STORED RECORDS:

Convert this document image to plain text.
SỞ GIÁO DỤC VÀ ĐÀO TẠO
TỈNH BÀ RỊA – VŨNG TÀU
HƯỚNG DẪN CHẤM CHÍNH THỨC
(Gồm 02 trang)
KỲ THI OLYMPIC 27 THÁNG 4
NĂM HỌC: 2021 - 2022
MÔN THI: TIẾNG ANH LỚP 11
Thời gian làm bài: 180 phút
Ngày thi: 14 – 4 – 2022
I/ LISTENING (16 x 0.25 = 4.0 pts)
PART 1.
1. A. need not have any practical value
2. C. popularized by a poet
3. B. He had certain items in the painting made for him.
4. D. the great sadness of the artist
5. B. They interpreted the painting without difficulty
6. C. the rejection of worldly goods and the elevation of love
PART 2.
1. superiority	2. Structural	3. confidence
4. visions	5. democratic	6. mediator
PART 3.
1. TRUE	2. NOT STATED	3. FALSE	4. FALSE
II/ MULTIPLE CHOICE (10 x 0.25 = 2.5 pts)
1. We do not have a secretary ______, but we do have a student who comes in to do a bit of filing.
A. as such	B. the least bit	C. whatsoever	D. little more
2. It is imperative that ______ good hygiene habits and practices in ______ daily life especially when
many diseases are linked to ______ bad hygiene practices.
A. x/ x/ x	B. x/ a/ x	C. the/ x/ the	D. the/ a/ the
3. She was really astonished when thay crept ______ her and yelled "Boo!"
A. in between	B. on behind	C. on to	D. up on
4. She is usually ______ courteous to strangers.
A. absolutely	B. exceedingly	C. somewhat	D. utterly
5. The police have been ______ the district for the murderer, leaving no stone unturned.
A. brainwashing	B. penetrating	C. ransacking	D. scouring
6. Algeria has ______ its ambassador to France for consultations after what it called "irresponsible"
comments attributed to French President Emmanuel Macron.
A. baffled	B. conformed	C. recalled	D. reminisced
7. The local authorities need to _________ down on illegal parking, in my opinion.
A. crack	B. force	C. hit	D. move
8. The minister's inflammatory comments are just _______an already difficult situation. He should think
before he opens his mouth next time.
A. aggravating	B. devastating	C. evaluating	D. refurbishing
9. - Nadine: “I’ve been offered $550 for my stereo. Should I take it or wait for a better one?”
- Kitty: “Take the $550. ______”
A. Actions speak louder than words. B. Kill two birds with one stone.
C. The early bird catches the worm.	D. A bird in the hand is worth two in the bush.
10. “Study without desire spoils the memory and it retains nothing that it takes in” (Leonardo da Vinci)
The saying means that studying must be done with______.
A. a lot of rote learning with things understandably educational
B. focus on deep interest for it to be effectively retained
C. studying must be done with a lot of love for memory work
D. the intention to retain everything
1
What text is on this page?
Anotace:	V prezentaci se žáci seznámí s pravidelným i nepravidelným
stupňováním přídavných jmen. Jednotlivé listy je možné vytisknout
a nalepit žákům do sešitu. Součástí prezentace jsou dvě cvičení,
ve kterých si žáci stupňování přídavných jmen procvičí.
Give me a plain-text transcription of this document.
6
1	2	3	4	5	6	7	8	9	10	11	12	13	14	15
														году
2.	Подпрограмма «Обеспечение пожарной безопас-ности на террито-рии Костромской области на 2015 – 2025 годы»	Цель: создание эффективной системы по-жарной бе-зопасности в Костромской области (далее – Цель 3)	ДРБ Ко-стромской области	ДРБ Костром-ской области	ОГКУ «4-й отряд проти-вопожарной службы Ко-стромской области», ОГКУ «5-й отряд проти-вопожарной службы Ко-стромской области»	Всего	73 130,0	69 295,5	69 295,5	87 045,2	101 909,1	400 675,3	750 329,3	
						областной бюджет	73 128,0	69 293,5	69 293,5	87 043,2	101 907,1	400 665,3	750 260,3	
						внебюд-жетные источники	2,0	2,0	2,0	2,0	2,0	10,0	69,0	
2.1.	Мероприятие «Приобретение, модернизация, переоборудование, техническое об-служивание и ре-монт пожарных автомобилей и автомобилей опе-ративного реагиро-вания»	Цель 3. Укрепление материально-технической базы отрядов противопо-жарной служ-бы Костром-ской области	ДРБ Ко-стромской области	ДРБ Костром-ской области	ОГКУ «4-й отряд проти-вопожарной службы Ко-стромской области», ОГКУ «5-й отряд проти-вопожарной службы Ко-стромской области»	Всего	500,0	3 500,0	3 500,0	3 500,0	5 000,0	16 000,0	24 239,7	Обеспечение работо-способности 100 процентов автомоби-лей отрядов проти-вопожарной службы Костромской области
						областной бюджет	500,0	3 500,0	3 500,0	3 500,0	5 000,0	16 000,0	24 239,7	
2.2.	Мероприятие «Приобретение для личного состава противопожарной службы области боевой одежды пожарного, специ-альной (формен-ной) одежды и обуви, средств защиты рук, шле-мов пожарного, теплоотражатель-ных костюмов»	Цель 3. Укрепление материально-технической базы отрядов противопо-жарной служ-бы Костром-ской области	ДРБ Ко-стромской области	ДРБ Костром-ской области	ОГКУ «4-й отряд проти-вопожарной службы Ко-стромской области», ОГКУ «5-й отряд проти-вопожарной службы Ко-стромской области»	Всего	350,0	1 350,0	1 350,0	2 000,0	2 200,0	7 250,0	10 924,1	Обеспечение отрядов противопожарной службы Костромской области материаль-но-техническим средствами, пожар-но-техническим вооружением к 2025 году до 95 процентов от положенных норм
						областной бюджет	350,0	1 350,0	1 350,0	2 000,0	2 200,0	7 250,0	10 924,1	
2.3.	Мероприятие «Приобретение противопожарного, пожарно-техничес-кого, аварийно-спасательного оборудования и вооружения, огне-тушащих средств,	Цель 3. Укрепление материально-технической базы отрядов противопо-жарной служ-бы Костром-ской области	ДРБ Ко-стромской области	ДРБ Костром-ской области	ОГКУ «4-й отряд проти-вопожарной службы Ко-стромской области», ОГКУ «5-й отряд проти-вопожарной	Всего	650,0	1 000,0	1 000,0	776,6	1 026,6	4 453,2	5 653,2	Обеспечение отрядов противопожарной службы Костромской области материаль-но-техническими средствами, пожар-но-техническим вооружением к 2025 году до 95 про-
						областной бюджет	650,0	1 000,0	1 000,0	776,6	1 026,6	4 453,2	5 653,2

EXERCISE DETAILS: All of the data shown above must be copied exactly.

EXPECTED ANSWER:
Convert this document image to plain text.
SỞ GIÁO DỤC VÀ ĐÀO TẠO
TỈNH BÀ RỊA – VŨNG TÀU
HƯỚNG DẪN CHẤM CHÍNH THỨC
(Gồm 02 trang)
KỲ THI OLYMPIC 27 THÁNG 4
NĂM HỌC: 2021 - 2022
MÔN THI: TIẾNG ANH LỚP 11
Thời gian làm bài: 180 phút
Ngày thi: 14 – 4 – 2022
I/ LISTENING (16 x 0.25 = 4.0 pts)
PART 1.
1. A. need not have any practical value
2. C. popularized by a poet
3. B. He had certain items in the painting made for him.
4. D. the great sadness of the artist
5. B. They interpreted the painting without difficulty
6. C. the rejection of worldly goods and the elevation of love
PART 2.
1. superiority	2. Structural	3. confidence
4. visions	5. democratic	6. mediator
PART 3.
1. TRUE	2. NOT STATED	3. FALSE	4. FALSE
II/ MULTIPLE CHOICE (10 x 0.25 = 2.5 pts)
1. We do not have a secretary ______, but we do have a student who comes in to do a bit of filing.
A. as such	B. the least bit	C. whatsoever	D. little more
2. It is imperative that ______ good hygiene habits and practices in ______ daily life especially when
many diseases are linked to ______ bad hygiene practices.
A. x/ x/ x	B. x/ a/ x	C. the/ x/ the	D. the/ a/ the
3. She was really astonished when thay crept ______ her and yelled "Boo!"
A. in between	B. on behind	C. on to	D. up on
4. She is usually ______ courteous to strangers.
A. absolutely	B. exceedingly	C. somewhat	D. utterly
5. The police have been ______ the district for the murderer, leaving no stone unturned.
A. brainwashing	B. penetrating	C. ransacking	D. scouring
6. Algeria has ______ its ambassador to France for consultations after what it called "irresponsible"
comments attributed to French President Emmanuel Macron.
A. baffled	B. conformed	C. recalled	D. reminisced
7. The local authorities need to _________ down on illegal parking, in my opinion.
A. crack	B. force	C. hit	D. move
8. The minister's inflammatory comments are just _______an already difficult situation. He should think
before he opens his mouth next time.
A. aggravating	B. devastating	C. evaluating	D. refurbishing
9. - Nadine: “I’ve been offered $550 for my stereo. Should I take it or wait for a better one?”
- Kitty: “Take the $550. ______”
A. Actions speak louder than words. B. Kill two birds with one stone.
C. The early bird catches the worm.	D. A bird in the hand is worth two in the bush.
10. “Study without desire spoils the memory and it retains nothing that it takes in” (Leonardo da Vinci)
The saying means that studying must be done with______.
A. a lot of rote learning with things understandably educational
B. focus on deep interest for it to be effectively retained
C. studying must be done with a lot of love for memory work
D. the intention to retain everything
1
What text is on this page?
Anotace:	V prezentaci se žáci seznámí s pravidelným i nepravidelným
stupňováním přídavných jmen. Jednotlivé listy je možné vytisknout
a nalepit žákům do sešitu. Součástí prezentace jsou dvě cvičení,
ve kterých si žáci stupňování přídavných jmen procvičí.
Give me a plain-text transcription of this document.
6
1	2	3	4	5	6	7	8	9	10	11	12	13	14	15
														году
2.	Подпрограмма «Обеспечение пожарной безопас-ности на террито-рии Костромской области на 2015 – 2025 годы»	Цель: создание эффективной системы по-жарной бе-зопасности в Костромской области (далее – Цель 3)	ДРБ Ко-стромской области	ДРБ Костром-ской области	ОГКУ «4-й отряд проти-вопожарной службы Ко-стромской области», ОГКУ «5-й отряд проти-вопожарной службы Ко-стромской области»	Всего	73 130,0	69 295,5	69 295,5	87 045,2	101 909,1	400 675,3	750 329,3	
						областной бюджет	73 128,0	69 293,5	69 293,5	87 043,2	101 907,1	400 665,3	750 260,3	
						внебюд-жетные источники	2,0	2,0	2,0	2,0	2,0	10,0	69,0	
2.1.	Мероприятие «Приобретение, модернизация, переоборудование, техническое об-служивание и ре-монт пожарных автомобилей и автомобилей опе-ративного реагиро-вания»	Цель 3. Укрепление материально-технической базы отрядов противопо-жарной служ-бы Костром-ской области	ДРБ Ко-стромской области	ДРБ Костром-ской области	ОГКУ «4-й отряд проти-вопожарной службы Ко-стромской области», ОГКУ «5-й отряд проти-вопожарной службы Ко-стромской области»	Всего	500,0	3 500,0	3 500,0	3 500,0	5 000,0	16 000,0	24 239,7	Обеспечение работо-способности 100 процентов автомоби-лей отрядов проти-вопожарной службы Костромской области
						областной бюджет	500,0	3 500,0	3 500,0	3 500,0	5 000,0	16 000,0	24 239,7	
2.2.	Мероприятие «Приобретение для личного состава противопожарной службы области боевой одежды пожарного, специ-альной (формен-ной) одежды и обуви, средств защиты рук, шле-мов пожарного, теплоотражатель-ных костюмов»	Цель 3. Укрепление материально-технической базы отрядов противопо-жарной служ-бы Костром-ской области	ДРБ Ко-стромской области	ДРБ Костром-ской области	ОГКУ «4-й отряд проти-вопожарной службы Ко-стромской области», ОГКУ «5-й отряд проти-вопожарной службы Ко-стромской области»	Всего	350,0	1 350,0	1 350,0	2 000,0	2 200,0	7 250,0	10 924,1	Обеспечение отрядов противопожарной службы Костромской области материаль-но-техническим средствами, пожар-но-техническим вооружением к 2025 году до 95 процентов от положенных норм
						областной бюджет	350,0	1 350,0	1 350,0	2 000,0	2 200,0	7 250,0	10 924,1	
2.3.	Мероприятие «Приобретение противопожарного, пожарно-техничес-кого, аварийно-спасательного оборудования и вооружения, огне-тушащих средств,	Цель 3. Укрепление материально-технической базы отрядов противопо-жарной служ-бы Костром-ской области	ДРБ Ко-стромской области	ДРБ Костром-ской области	ОГКУ «4-й отряд проти-вопожарной службы Ко-стромской области», ОГКУ «5-й отряд проти-вопожарной	Всего	650,0	1 000,0	1 000,0	776,6	1 026,6	4 453,2	5 653,2	Обеспечение отрядов противопожарной службы Костромской области материаль-но-техническими средствами, пожар-но-техническим вооружением к 2025 году до 95 про-
						областной бюджет	650,0	1 000,0	1 000,0	776,6	1 026,6	4 453,2	5 653,2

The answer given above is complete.